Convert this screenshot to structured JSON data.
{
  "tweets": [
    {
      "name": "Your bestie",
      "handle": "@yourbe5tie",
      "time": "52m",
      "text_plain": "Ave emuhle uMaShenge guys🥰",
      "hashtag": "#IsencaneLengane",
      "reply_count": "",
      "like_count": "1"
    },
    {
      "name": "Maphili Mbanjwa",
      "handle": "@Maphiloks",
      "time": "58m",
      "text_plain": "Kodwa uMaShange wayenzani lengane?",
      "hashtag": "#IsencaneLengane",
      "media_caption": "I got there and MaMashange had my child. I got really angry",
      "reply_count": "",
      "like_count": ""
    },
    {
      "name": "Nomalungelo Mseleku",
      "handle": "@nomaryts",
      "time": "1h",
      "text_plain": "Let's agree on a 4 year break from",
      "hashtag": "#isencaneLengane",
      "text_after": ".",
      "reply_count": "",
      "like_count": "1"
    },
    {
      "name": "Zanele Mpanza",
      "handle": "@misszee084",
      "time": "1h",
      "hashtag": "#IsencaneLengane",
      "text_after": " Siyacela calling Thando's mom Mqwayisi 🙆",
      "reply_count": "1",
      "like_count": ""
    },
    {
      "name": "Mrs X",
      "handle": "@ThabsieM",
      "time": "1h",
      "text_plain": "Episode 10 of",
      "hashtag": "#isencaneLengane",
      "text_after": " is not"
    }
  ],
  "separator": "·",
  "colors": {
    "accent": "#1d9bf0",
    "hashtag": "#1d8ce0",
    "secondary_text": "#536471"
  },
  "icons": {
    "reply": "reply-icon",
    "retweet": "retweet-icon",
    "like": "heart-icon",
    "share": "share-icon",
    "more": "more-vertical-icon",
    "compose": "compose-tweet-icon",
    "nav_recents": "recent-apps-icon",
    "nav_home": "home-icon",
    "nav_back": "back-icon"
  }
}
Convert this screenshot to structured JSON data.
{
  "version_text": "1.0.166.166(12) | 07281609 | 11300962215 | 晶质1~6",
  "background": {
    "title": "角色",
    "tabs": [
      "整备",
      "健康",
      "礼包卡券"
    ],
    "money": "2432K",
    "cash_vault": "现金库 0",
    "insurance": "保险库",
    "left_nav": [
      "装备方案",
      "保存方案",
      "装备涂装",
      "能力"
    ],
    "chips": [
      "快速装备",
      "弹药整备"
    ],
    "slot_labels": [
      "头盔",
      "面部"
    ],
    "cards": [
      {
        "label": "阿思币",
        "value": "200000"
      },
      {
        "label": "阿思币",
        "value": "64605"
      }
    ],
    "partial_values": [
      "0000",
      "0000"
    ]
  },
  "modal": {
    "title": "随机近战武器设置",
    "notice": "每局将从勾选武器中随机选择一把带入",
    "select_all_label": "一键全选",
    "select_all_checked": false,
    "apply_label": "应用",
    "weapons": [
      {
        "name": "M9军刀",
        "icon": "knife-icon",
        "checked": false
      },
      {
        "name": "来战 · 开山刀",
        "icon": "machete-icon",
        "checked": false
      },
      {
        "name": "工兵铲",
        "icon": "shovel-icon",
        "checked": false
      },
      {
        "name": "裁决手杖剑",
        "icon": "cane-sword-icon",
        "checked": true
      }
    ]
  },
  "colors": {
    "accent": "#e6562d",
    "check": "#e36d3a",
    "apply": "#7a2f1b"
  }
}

————

◆ **Directions for this task**
Write out all the records above again, exactly as they stand.

◆ **Task result**
Convert this screenshot to structured JSON data.
{
  "tweets": [
    {
      "name": "Your bestie",
      "handle": "@yourbe5tie",
      "time": "52m",
      "text_plain": "Ave emuhle uMaShenge guys🥰",
      "hashtag": "#IsencaneLengane",
      "reply_count": "",
      "like_count": "1"
    },
    {
      "name": "Maphili Mbanjwa",
      "handle": "@Maphiloks",
      "time": "58m",
      "text_plain": "Kodwa uMaShange wayenzani lengane?",
      "hashtag": "#IsencaneLengane",
      "media_caption": "I got there and MaMashange had my child. I got really angry",
      "reply_count": "",
      "like_count": ""
    },
    {
      "name": "Nomalungelo Mseleku",
      "handle": "@nomaryts",
      "time": "1h",
      "text_plain": "Let's agree on a 4 year break from",
      "hashtag": "#isencaneLengane",
      "text_after": ".",
      "reply_count": "",
      "like_count": "1"
    },
    {
      "name": "Zanele Mpanza",
      "handle": "@misszee084",
      "time": "1h",
      "hashtag": "#IsencaneLengane",
      "text_after": " Siyacela calling Thando's mom Mqwayisi 🙆",
      "reply_count": "1",
      "like_count": ""
    },
    {
      "name": "Mrs X",
      "handle": "@ThabsieM",
      "time": "1h",
      "text_plain": "Episode 10 of",
      "hashtag": "#isencaneLengane",
      "text_after": " is not"
    }
  ],
  "separator": "·",
  "colors": {
    "accent": "#1d9bf0",
    "hashtag": "#1d8ce0",
    "secondary_text": "#536471"
  },
  "icons": {
    "reply": "reply-icon",
    "retweet": "retweet-icon",
    "like": "heart-icon",
    "share": "share-icon",
    "more": "more-vertical-icon",
    "compose": "compose-tweet-icon",
    "nav_recents": "recent-apps-icon",
    "nav_home": "home-icon",
    "nav_back": "back-icon"
  }
}
Convert this screenshot to structured JSON data.
{
  "version_text": "1.0.166.166(12) | 07281609 | 11300962215 | 晶质1~6",
  "background": {
    "title": "角色",
    "tabs": [
      "整备",
      "健康",
      "礼包卡券"
    ],
    "money": "2432K",
    "cash_vault": "现金库 0",
    "insurance": "保险库",
    "left_nav": [
      "装备方案",
      "保存方案",
      "装备涂装",
      "能力"
    ],
    "chips": [
      "快速装备",
      "弹药整备"
    ],
    "slot_labels": [
      "头盔",
      "面部"
    ],
    "cards": [
      {
        "label": "阿思币",
        "value": "200000"
      },
      {
        "label": "阿思币",
        "value": "64605"
      }
    ],
    "partial_values": [
      "0000",
      "0000"
    ]
  },
  "modal": {
    "title": "随机近战武器设置",
    "notice": "每局将从勾选武器中随机选择一把带入",
    "select_all_label": "一键全选",
    "select_all_checked": false,
    "apply_label": "应用",
    "weapons": [
      {
        "name": "M9军刀",
        "icon": "knife-icon",
        "checked": false
      },
      {
        "name": "来战 · 开山刀",
        "icon": "machete-icon",
        "checked": false
      },
      {
        "name": "工兵铲",
        "icon": "shovel-icon",
        "checked": false
      },
      {
        "name": "裁决手杖剑",
        "icon": "cane-sword-icon",
        "checked": true
      }
    ]
  },
  "colors": {
    "accent": "#e6562d",
    "check": "#e36d3a",
    "apply": "#7a2f1b"
  }
}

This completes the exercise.